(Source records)
──────────

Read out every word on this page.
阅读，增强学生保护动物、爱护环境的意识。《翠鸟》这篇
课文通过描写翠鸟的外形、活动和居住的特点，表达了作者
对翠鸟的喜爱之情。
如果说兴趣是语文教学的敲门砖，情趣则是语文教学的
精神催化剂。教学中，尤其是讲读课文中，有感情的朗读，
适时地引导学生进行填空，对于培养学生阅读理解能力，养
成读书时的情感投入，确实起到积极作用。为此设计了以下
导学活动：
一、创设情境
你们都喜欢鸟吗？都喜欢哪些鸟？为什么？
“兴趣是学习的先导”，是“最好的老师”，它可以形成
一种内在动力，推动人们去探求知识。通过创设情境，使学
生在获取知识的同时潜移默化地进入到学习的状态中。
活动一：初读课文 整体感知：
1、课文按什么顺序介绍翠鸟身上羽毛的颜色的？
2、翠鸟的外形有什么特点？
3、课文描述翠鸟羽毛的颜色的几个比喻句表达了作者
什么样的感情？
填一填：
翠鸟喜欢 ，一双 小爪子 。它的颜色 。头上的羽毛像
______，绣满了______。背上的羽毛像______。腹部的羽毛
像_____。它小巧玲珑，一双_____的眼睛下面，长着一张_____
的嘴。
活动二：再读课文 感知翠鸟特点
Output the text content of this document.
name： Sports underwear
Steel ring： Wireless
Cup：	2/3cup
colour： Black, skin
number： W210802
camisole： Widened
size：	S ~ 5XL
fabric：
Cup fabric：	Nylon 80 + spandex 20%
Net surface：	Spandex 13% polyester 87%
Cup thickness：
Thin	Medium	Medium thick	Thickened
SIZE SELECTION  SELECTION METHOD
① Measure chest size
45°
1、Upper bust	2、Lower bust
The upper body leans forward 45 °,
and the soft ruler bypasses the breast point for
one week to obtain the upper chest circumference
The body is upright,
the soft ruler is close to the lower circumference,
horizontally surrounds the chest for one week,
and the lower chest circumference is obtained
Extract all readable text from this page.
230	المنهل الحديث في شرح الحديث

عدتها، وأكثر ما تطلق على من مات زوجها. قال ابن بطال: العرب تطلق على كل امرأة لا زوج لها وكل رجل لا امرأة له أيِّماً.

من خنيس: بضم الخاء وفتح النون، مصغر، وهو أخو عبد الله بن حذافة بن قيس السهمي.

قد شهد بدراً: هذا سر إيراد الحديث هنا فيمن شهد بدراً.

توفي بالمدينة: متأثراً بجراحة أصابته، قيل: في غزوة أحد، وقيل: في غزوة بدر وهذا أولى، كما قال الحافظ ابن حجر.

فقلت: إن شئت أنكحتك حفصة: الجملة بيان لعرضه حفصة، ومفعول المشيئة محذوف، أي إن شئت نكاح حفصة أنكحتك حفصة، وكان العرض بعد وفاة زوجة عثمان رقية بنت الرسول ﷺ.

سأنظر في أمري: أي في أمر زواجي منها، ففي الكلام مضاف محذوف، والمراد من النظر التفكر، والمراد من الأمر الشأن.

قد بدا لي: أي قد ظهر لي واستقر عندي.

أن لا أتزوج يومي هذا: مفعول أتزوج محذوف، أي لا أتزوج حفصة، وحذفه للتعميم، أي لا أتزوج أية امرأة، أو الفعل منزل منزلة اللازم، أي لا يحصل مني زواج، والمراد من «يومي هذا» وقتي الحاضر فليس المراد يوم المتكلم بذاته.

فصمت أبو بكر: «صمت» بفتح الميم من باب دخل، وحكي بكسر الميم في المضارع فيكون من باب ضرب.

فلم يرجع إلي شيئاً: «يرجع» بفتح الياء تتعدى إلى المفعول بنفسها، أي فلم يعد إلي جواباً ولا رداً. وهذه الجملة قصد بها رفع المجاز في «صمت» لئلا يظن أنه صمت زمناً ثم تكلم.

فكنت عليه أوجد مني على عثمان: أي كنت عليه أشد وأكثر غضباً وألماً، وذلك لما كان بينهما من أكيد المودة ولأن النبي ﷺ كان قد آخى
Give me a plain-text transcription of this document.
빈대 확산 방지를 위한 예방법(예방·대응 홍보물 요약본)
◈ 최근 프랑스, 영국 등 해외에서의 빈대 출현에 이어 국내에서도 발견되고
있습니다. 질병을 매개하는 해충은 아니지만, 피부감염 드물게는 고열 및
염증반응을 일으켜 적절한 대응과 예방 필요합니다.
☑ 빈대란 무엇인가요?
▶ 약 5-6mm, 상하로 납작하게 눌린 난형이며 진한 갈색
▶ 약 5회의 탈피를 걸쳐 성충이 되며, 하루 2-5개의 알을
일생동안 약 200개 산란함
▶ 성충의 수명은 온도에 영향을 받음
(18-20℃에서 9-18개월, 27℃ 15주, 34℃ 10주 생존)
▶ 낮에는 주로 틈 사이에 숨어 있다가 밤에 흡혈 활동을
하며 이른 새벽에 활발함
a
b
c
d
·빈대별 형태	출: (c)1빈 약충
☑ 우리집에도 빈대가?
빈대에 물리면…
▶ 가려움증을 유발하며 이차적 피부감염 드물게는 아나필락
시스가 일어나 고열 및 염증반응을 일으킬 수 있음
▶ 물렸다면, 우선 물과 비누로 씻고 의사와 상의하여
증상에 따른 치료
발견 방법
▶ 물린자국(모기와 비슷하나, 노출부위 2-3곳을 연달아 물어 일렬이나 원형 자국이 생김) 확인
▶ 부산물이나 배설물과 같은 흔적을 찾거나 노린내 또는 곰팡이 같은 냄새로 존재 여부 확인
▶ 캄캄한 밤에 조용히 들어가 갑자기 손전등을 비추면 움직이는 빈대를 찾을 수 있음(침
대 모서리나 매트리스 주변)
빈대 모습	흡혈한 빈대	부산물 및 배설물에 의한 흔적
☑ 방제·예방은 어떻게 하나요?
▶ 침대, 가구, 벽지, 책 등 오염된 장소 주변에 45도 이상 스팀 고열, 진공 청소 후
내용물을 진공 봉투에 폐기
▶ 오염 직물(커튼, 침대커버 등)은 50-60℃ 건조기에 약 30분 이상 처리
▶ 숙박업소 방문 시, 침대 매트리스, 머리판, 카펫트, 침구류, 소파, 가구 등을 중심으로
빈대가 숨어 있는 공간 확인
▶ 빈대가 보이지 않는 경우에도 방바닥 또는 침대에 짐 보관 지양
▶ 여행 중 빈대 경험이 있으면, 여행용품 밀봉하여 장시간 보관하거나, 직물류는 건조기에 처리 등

──────────

__Exercise details__:
Each entry above is to be printed again exactly.

__Answer to the exercise__:
Read out every word on this page.
阅读，增强学生保护动物、爱护环境的意识。《翠鸟》这篇
课文通过描写翠鸟的外形、活动和居住的特点，表达了作者
对翠鸟的喜爱之情。
如果说兴趣是语文教学的敲门砖，情趣则是语文教学的
精神催化剂。教学中，尤其是讲读课文中，有感情的朗读，
适时地引导学生进行填空，对于培养学生阅读理解能力，养
成读书时的情感投入，确实起到积极作用。为此设计了以下
导学活动：
一、创设情境
你们都喜欢鸟吗？都喜欢哪些鸟？为什么？
“兴趣是学习的先导”，是“最好的老师”，它可以形成
一种内在动力，推动人们去探求知识。通过创设情境，使学
生在获取知识的同时潜移默化地进入到学习的状态中。
活动一：初读课文 整体感知：
1、课文按什么顺序介绍翠鸟身上羽毛的颜色的？
2、翠鸟的外形有什么特点？
3、课文描述翠鸟羽毛的颜色的几个比喻句表达了作者
什么样的感情？
填一填：
翠鸟喜欢 ，一双 小爪子 。它的颜色 。头上的羽毛像
______，绣满了______。背上的羽毛像______。腹部的羽毛
像_____。它小巧玲珑，一双_____的眼睛下面，长着一张_____
的嘴。
活动二：再读课文 感知翠鸟特点
Output the text content of this document.
name： Sports underwear
Steel ring： Wireless
Cup：	2/3cup
colour： Black, skin
number： W210802
camisole： Widened
size：	S ~ 5XL
fabric：
Cup fabric：	Nylon 80 + spandex 20%
Net surface：	Spandex 13% polyester 87%
Cup thickness：
Thin	Medium	Medium thick	Thickened
SIZE SELECTION  SELECTION METHOD
① Measure chest size
45°
1、Upper bust	2、Lower bust
The upper body leans forward 45 °,
and the soft ruler bypasses the breast point for
one week to obtain the upper chest circumference
The body is upright,
the soft ruler is close to the lower circumference,
horizontally surrounds the chest for one week,
and the lower chest circumference is obtained
Extract all readable text from this page.
230	المنهل الحديث في شرح الحديث

عدتها، وأكثر ما تطلق على من مات زوجها. قال ابن بطال: العرب تطلق على كل امرأة لا زوج لها وكل رجل لا امرأة له أيِّماً.

من خنيس: بضم الخاء وفتح النون، مصغر، وهو أخو عبد الله بن حذافة بن قيس السهمي.

قد شهد بدراً: هذا سر إيراد الحديث هنا فيمن شهد بدراً.

توفي بالمدينة: متأثراً بجراحة أصابته، قيل: في غزوة أحد، وقيل: في غزوة بدر وهذا أولى، كما قال الحافظ ابن حجر.

فقلت: إن شئت أنكحتك حفصة: الجملة بيان لعرضه حفصة، ومفعول المشيئة محذوف، أي إن شئت نكاح حفصة أنكحتك حفصة، وكان العرض بعد وفاة زوجة عثمان رقية بنت الرسول ﷺ.

سأنظر في أمري: أي في أمر زواجي منها، ففي الكلام مضاف محذوف، والمراد من النظر التفكر، والمراد من الأمر الشأن.

قد بدا لي: أي قد ظهر لي واستقر عندي.

أن لا أتزوج يومي هذا: مفعول أتزوج محذوف، أي لا أتزوج حفصة، وحذفه للتعميم، أي لا أتزوج أية امرأة، أو الفعل منزل منزلة اللازم، أي لا يحصل مني زواج، والمراد من «يومي هذا» وقتي الحاضر فليس المراد يوم المتكلم بذاته.

فصمت أبو بكر: «صمت» بفتح الميم من باب دخل، وحكي بكسر الميم في المضارع فيكون من باب ضرب.

فلم يرجع إلي شيئاً: «يرجع» بفتح الياء تتعدى إلى المفعول بنفسها، أي فلم يعد إلي جواباً ولا رداً. وهذه الجملة قصد بها رفع المجاز في «صمت» لئلا يظن أنه صمت زمناً ثم تكلم.

فكنت عليه أوجد مني على عثمان: أي كنت عليه أشد وأكثر غضباً وألماً، وذلك لما كان بينهما من أكيد المودة ولأن النبي ﷺ كان قد آخى
Give me a plain-text transcription of this document.
빈대 확산 방지를 위한 예방법(예방·대응 홍보물 요약본)
◈ 최근 프랑스, 영국 등 해외에서의 빈대 출현에 이어 국내에서도 발견되고
있습니다. 질병을 매개하는 해충은 아니지만, 피부감염 드물게는 고열 및
염증반응을 일으켜 적절한 대응과 예방 필요합니다.
☑ 빈대란 무엇인가요?
▶ 약 5-6mm, 상하로 납작하게 눌린 난형이며 진한 갈색
▶ 약 5회의 탈피를 걸쳐 성충이 되며, 하루 2-5개의 알을
일생동안 약 200개 산란함
▶ 성충의 수명은 온도에 영향을 받음
(18-20℃에서 9-18개월, 27℃ 15주, 34℃ 10주 생존)
▶ 낮에는 주로 틈 사이에 숨어 있다가 밤에 흡혈 활동을
하며 이른 새벽에 활발함
a
b
c
d
·빈대별 형태	출: (c)1빈 약충
☑ 우리집에도 빈대가?
빈대에 물리면…
▶ 가려움증을 유발하며 이차적 피부감염 드물게는 아나필락
시스가 일어나 고열 및 염증반응을 일으킬 수 있음
▶ 물렸다면, 우선 물과 비누로 씻고 의사와 상의하여
증상에 따른 치료
발견 방법
▶ 물린자국(모기와 비슷하나, 노출부위 2-3곳을 연달아 물어 일렬이나 원형 자국이 생김) 확인
▶ 부산물이나 배설물과 같은 흔적을 찾거나 노린내 또는 곰팡이 같은 냄새로 존재 여부 확인
▶ 캄캄한 밤에 조용히 들어가 갑자기 손전등을 비추면 움직이는 빈대를 찾을 수 있음(침
대 모서리나 매트리스 주변)
빈대 모습	흡혈한 빈대	부산물 및 배설물에 의한 흔적
☑ 방제·예방은 어떻게 하나요?
▶ 침대, 가구, 벽지, 책 등 오염된 장소 주변에 45도 이상 스팀 고열, 진공 청소 후
내용물을 진공 봉투에 폐기
▶ 오염 직물(커튼, 침대커버 등)은 50-60℃ 건조기에 약 30분 이상 처리
▶ 숙박업소 방문 시, 침대 매트리스, 머리판, 카펫트, 침구류, 소파, 가구 등을 중심으로
빈대가 숨어 있는 공간 확인
▶ 빈대가 보이지 않는 경우에도 방바닥 또는 침대에 짐 보관 지양
▶ 여행 중 빈대 경험이 있으면, 여행용품 밀봉하여 장시간 보관하거나, 직물류는 건조기에 처리 등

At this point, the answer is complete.